--- START OF Records for the exercise ---
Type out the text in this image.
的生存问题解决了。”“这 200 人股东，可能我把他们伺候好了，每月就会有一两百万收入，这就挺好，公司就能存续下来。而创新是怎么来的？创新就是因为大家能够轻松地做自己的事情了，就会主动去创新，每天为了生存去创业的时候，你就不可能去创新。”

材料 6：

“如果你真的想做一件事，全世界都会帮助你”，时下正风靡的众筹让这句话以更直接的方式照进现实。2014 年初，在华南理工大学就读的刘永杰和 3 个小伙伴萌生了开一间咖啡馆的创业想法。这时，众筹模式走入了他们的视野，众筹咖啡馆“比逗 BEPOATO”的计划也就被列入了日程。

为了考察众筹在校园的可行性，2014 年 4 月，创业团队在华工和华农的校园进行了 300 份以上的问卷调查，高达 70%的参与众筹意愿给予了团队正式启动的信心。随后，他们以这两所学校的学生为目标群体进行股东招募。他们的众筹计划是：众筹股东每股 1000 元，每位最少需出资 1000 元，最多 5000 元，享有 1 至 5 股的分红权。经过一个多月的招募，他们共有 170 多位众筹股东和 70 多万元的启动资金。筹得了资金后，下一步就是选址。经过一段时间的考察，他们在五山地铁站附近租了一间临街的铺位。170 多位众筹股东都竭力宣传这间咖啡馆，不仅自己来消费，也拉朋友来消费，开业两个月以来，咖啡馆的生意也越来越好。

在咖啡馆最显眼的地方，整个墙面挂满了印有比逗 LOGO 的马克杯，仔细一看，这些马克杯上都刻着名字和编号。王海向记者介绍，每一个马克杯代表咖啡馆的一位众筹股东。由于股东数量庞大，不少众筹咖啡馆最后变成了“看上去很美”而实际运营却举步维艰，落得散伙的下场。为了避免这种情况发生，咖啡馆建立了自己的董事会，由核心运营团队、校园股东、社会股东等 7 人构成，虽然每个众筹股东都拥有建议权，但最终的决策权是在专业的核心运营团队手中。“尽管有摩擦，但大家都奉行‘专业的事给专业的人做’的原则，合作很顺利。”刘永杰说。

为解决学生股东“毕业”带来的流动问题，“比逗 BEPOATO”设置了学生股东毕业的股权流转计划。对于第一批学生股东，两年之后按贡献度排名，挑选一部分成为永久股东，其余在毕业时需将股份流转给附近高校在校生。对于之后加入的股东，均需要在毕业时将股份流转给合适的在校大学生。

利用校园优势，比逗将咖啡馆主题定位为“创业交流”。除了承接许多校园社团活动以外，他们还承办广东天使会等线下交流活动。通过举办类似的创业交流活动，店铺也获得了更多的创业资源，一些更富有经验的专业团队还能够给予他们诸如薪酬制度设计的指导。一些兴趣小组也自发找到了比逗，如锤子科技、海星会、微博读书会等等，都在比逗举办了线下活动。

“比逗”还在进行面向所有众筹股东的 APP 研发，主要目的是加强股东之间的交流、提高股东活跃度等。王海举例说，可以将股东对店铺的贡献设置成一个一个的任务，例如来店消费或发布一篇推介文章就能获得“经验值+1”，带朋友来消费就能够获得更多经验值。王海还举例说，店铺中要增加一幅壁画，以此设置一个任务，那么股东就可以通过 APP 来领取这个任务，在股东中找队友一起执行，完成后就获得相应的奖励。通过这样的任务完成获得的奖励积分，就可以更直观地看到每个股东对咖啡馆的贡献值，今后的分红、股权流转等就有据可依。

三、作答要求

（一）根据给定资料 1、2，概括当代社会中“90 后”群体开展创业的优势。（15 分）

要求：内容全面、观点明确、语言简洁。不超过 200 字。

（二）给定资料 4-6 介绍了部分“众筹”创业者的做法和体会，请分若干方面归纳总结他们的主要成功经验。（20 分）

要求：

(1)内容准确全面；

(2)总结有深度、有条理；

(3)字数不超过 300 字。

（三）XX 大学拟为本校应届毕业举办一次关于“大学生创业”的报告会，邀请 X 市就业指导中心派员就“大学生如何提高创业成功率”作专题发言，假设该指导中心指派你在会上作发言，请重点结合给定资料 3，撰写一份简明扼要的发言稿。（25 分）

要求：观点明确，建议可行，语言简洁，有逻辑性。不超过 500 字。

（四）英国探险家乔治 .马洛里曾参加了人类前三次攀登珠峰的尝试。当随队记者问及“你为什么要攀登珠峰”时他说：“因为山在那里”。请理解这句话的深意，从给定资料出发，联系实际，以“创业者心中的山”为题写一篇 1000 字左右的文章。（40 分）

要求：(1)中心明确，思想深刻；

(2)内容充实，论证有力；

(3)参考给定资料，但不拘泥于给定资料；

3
--- END OF Records for the exercise ---
Directive:
Without omitting anything, output the entries exactly.

The output:
Type out the text in this image.
的生存问题解决了。”“这 200 人股东，可能我把他们伺候好了，每月就会有一两百万收入，这就挺好，公司就能存续下来。而创新是怎么来的？创新就是因为大家能够轻松地做自己的事情了，就会主动去创新，每天为了生存去创业的时候，你就不可能去创新。”

材料 6：

“如果你真的想做一件事，全世界都会帮助你”，时下正风靡的众筹让这句话以更直接的方式照进现实。2014 年初，在华南理工大学就读的刘永杰和 3 个小伙伴萌生了开一间咖啡馆的创业想法。这时，众筹模式走入了他们的视野，众筹咖啡馆“比逗 BEPOATO”的计划也就被列入了日程。

为了考察众筹在校园的可行性，2014 年 4 月，创业团队在华工和华农的校园进行了 300 份以上的问卷调查，高达 70%的参与众筹意愿给予了团队正式启动的信心。随后，他们以这两所学校的学生为目标群体进行股东招募。他们的众筹计划是：众筹股东每股 1000 元，每位最少需出资 1000 元，最多 5000 元，享有 1 至 5 股的分红权。经过一个多月的招募，他们共有 170 多位众筹股东和 70 多万元的启动资金。筹得了资金后，下一步就是选址。经过一段时间的考察，他们在五山地铁站附近租了一间临街的铺位。170 多位众筹股东都竭力宣传这间咖啡馆，不仅自己来消费，也拉朋友来消费，开业两个月以来，咖啡馆的生意也越来越好。

在咖啡馆最显眼的地方，整个墙面挂满了印有比逗 LOGO 的马克杯，仔细一看，这些马克杯上都刻着名字和编号。王海向记者介绍，每一个马克杯代表咖啡馆的一位众筹股东。由于股东数量庞大，不少众筹咖啡馆最后变成了“看上去很美”而实际运营却举步维艰，落得散伙的下场。为了避免这种情况发生，咖啡馆建立了自己的董事会，由核心运营团队、校园股东、社会股东等 7 人构成，虽然每个众筹股东都拥有建议权，但最终的决策权是在专业的核心运营团队手中。“尽管有摩擦，但大家都奉行‘专业的事给专业的人做’的原则，合作很顺利。”刘永杰说。

为解决学生股东“毕业”带来的流动问题，“比逗 BEPOATO”设置了学生股东毕业的股权流转计划。对于第一批学生股东，两年之后按贡献度排名，挑选一部分成为永久股东，其余在毕业时需将股份流转给附近高校在校生。对于之后加入的股东，均需要在毕业时将股份流转给合适的在校大学生。

利用校园优势，比逗将咖啡馆主题定位为“创业交流”。除了承接许多校园社团活动以外，他们还承办广东天使会等线下交流活动。通过举办类似的创业交流活动，店铺也获得了更多的创业资源，一些更富有经验的专业团队还能够给予他们诸如薪酬制度设计的指导。一些兴趣小组也自发找到了比逗，如锤子科技、海星会、微博读书会等等，都在比逗举办了线下活动。

“比逗”还在进行面向所有众筹股东的 APP 研发，主要目的是加强股东之间的交流、提高股东活跃度等。王海举例说，可以将股东对店铺的贡献设置成一个一个的任务，例如来店消费或发布一篇推介文章就能获得“经验值+1”，带朋友来消费就能够获得更多经验值。王海还举例说，店铺中要增加一幅壁画，以此设置一个任务，那么股东就可以通过 APP 来领取这个任务，在股东中找队友一起执行，完成后就获得相应的奖励。通过这样的任务完成获得的奖励积分，就可以更直观地看到每个股东对咖啡馆的贡献值，今后的分红、股权流转等就有据可依。

三、作答要求

（一）根据给定资料 1、2，概括当代社会中“90 后”群体开展创业的优势。（15 分）

要求：内容全面、观点明确、语言简洁。不超过 200 字。

（二）给定资料 4-6 介绍了部分“众筹”创业者的做法和体会，请分若干方面归纳总结他们的主要成功经验。（20 分）

要求：

(1)内容准确全面；

(2)总结有深度、有条理；

(3)字数不超过 300 字。

（三）XX 大学拟为本校应届毕业举办一次关于“大学生创业”的报告会，邀请 X 市就业指导中心派员就“大学生如何提高创业成功率”作专题发言，假设该指导中心指派你在会上作发言，请重点结合给定资料 3，撰写一份简明扼要的发言稿。（25 分）

要求：观点明确，建议可行，语言简洁，有逻辑性。不超过 500 字。

（四）英国探险家乔治 .马洛里曾参加了人类前三次攀登珠峰的尝试。当随队记者问及“你为什么要攀登珠峰”时他说：“因为山在那里”。请理解这句话的深意，从给定资料出发，联系实际，以“创业者心中的山”为题写一篇 1000 字左右的文章。（40 分）

要求：(1)中心明确，思想深刻；

(2)内容充实，论证有力；

(3)参考给定资料，但不拘泥于给定资料；

3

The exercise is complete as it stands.